- _Written problem_
Retype all of the data exactly as given.

Some records
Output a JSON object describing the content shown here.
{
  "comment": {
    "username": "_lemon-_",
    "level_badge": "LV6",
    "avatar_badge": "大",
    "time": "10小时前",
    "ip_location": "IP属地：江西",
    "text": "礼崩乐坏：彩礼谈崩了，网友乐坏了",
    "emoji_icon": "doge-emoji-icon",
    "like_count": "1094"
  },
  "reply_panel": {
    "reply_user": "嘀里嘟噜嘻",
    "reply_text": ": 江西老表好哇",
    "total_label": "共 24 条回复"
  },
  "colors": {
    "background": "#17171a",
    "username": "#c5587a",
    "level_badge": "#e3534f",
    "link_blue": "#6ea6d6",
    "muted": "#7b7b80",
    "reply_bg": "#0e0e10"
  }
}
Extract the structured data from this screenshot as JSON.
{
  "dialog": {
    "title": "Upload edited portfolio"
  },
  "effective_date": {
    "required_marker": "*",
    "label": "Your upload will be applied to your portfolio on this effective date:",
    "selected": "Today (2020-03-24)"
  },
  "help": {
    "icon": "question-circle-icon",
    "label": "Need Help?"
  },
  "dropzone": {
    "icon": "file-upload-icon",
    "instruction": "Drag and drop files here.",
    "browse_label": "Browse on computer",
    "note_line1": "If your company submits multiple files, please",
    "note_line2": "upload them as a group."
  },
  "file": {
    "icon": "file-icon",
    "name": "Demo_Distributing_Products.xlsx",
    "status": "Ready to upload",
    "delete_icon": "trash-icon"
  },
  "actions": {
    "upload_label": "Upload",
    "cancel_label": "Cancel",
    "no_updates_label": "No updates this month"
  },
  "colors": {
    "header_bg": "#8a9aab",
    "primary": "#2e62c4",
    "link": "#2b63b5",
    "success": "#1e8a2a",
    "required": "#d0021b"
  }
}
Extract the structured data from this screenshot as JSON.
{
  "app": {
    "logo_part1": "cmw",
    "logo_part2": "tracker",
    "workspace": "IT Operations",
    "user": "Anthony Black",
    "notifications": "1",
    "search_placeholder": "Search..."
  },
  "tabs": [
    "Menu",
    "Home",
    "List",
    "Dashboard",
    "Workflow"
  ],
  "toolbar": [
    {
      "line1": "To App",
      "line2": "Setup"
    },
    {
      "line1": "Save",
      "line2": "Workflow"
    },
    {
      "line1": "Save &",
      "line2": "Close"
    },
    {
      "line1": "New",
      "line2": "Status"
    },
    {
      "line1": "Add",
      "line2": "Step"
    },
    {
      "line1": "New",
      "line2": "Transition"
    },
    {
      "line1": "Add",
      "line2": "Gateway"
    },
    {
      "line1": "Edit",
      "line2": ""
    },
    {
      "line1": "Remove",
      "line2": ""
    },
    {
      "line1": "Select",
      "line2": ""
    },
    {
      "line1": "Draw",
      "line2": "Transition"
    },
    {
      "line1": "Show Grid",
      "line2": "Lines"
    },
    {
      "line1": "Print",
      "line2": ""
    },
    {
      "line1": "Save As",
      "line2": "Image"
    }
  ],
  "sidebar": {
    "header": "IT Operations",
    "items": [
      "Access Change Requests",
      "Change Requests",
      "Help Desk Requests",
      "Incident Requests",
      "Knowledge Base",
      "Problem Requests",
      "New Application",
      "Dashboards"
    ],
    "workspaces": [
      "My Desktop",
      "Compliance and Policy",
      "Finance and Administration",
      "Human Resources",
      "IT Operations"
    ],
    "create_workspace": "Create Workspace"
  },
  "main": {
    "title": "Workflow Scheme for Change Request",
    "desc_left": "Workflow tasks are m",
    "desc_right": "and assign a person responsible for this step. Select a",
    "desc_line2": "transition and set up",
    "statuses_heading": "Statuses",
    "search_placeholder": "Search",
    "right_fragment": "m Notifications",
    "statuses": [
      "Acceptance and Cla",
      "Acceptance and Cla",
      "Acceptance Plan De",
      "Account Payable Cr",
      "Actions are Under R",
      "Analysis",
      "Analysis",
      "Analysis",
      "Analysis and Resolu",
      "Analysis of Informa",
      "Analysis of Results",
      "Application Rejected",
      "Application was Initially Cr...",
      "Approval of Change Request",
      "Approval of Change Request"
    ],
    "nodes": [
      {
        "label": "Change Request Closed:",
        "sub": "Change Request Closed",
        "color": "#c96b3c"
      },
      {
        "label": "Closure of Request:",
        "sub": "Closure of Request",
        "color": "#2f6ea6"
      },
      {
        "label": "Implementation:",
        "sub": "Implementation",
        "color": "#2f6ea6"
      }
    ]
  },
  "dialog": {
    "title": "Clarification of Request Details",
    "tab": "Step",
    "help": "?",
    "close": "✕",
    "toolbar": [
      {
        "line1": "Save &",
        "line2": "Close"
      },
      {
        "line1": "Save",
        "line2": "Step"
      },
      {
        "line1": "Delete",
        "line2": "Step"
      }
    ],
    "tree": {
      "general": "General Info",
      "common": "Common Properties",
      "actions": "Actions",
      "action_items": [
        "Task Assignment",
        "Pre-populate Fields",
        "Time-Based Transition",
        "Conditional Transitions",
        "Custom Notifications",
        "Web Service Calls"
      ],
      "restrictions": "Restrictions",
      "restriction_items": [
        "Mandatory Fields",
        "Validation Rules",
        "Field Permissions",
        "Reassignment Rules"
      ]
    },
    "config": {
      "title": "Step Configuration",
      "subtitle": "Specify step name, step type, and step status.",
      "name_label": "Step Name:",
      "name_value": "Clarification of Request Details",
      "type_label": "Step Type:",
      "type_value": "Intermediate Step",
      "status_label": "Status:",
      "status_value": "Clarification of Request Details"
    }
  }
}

- _Exercise output_
Output a JSON object describing the content shown here.
{
  "comment": {
    "username": "_lemon-_",
    "level_badge": "LV6",
    "avatar_badge": "大",
    "time": "10小时前",
    "ip_location": "IP属地：江西",
    "text": "礼崩乐坏：彩礼谈崩了，网友乐坏了",
    "emoji_icon": "doge-emoji-icon",
    "like_count": "1094"
  },
  "reply_panel": {
    "reply_user": "嘀里嘟噜嘻",
    "reply_text": ": 江西老表好哇",
    "total_label": "共 24 条回复"
  },
  "colors": {
    "background": "#17171a",
    "username": "#c5587a",
    "level_badge": "#e3534f",
    "link_blue": "#6ea6d6",
    "muted": "#7b7b80",
    "reply_bg": "#0e0e10"
  }
}
Extract the structured data from this screenshot as JSON.
{
  "dialog": {
    "title": "Upload edited portfolio"
  },
  "effective_date": {
    "required_marker": "*",
    "label": "Your upload will be applied to your portfolio on this effective date:",
    "selected": "Today (2020-03-24)"
  },
  "help": {
    "icon": "question-circle-icon",
    "label": "Need Help?"
  },
  "dropzone": {
    "icon": "file-upload-icon",
    "instruction": "Drag and drop files here.",
    "browse_label": "Browse on computer",
    "note_line1": "If your company submits multiple files, please",
    "note_line2": "upload them as a group."
  },
  "file": {
    "icon": "file-icon",
    "name": "Demo_Distributing_Products.xlsx",
    "status": "Ready to upload",
    "delete_icon": "trash-icon"
  },
  "actions": {
    "upload_label": "Upload",
    "cancel_label": "Cancel",
    "no_updates_label": "No updates this month"
  },
  "colors": {
    "header_bg": "#8a9aab",
    "primary": "#2e62c4",
    "link": "#2b63b5",
    "success": "#1e8a2a",
    "required": "#d0021b"
  }
}
Extract the structured data from this screenshot as JSON.
{
  "app": {
    "logo_part1": "cmw",
    "logo_part2": "tracker",
    "workspace": "IT Operations",
    "user": "Anthony Black",
    "notifications": "1",
    "search_placeholder": "Search..."
  },
  "tabs": [
    "Menu",
    "Home",
    "List",
    "Dashboard",
    "Workflow"
  ],
  "toolbar": [
    {
      "line1": "To App",
      "line2": "Setup"
    },
    {
      "line1": "Save",
      "line2": "Workflow"
    },
    {
      "line1": "Save &",
      "line2": "Close"
    },
    {
      "line1": "New",
      "line2": "Status"
    },
    {
      "line1": "Add",
      "line2": "Step"
    },
    {
      "line1": "New",
      "line2": "Transition"
    },
    {
      "line1": "Add",
      "line2": "Gateway"
    },
    {
      "line1": "Edit",
      "line2": ""
    },
    {
      "line1": "Remove",
      "line2": ""
    },
    {
      "line1": "Select",
      "line2": ""
    },
    {
      "line1": "Draw",
      "line2": "Transition"
    },
    {
      "line1": "Show Grid",
      "line2": "Lines"
    },
    {
      "line1": "Print",
      "line2": ""
    },
    {
      "line1": "Save As",
      "line2": "Image"
    }
  ],
  "sidebar": {
    "header": "IT Operations",
    "items": [
      "Access Change Requests",
      "Change Requests",
      "Help Desk Requests",
      "Incident Requests",
      "Knowledge Base",
      "Problem Requests",
      "New Application",
      "Dashboards"
    ],
    "workspaces": [
      "My Desktop",
      "Compliance and Policy",
      "Finance and Administration",
      "Human Resources",
      "IT Operations"
    ],
    "create_workspace": "Create Workspace"
  },
  "main": {
    "title": "Workflow Scheme for Change Request",
    "desc_left": "Workflow tasks are m",
    "desc_right": "and assign a person responsible for this step. Select a",
    "desc_line2": "transition and set up",
    "statuses_heading": "Statuses",
    "search_placeholder": "Search",
    "right_fragment": "m Notifications",
    "statuses": [
      "Acceptance and Cla",
      "Acceptance and Cla",
      "Acceptance Plan De",
      "Account Payable Cr",
      "Actions are Under R",
      "Analysis",
      "Analysis",
      "Analysis",
      "Analysis and Resolu",
      "Analysis of Informa",
      "Analysis of Results",
      "Application Rejected",
      "Application was Initially Cr...",
      "Approval of Change Request",
      "Approval of Change Request"
    ],
    "nodes": [
      {
        "label": "Change Request Closed:",
        "sub": "Change Request Closed",
        "color": "#c96b3c"
      },
      {
        "label": "Closure of Request:",
        "sub": "Closure of Request",
        "color": "#2f6ea6"
      },
      {
        "label": "Implementation:",
        "sub": "Implementation",
        "color": "#2f6ea6"
      }
    ]
  },
  "dialog": {
    "title": "Clarification of Request Details",
    "tab": "Step",
    "help": "?",
    "close": "✕",
    "toolbar": [
      {
        "line1": "Save &",
        "line2": "Close"
      },
      {
        "line1": "Save",
        "line2": "Step"
      },
      {
        "line1": "Delete",
        "line2": "Step"
      }
    ],
    "tree": {
      "general": "General Info",
      "common": "Common Properties",
      "actions": "Actions",
      "action_items": [
        "Task Assignment",
        "Pre-populate Fields",
        "Time-Based Transition",
        "Conditional Transitions",
        "Custom Notifications",
        "Web Service Calls"
      ],
      "restrictions": "Restrictions",
      "restriction_items": [
        "Mandatory Fields",
        "Validation Rules",
        "Field Permissions",
        "Reassignment Rules"
      ]
    },
    "config": {
      "title": "Step Configuration",
      "subtitle": "Specify step name, step type, and step status.",
      "name_label": "Step Name:",
      "name_value": "Clarification of Request Details",
      "type_label": "Step Type:",
      "type_value": "Intermediate Step",
      "status_label": "Status:",
      "status_value": "Clarification of Request Details"
    }
  }
}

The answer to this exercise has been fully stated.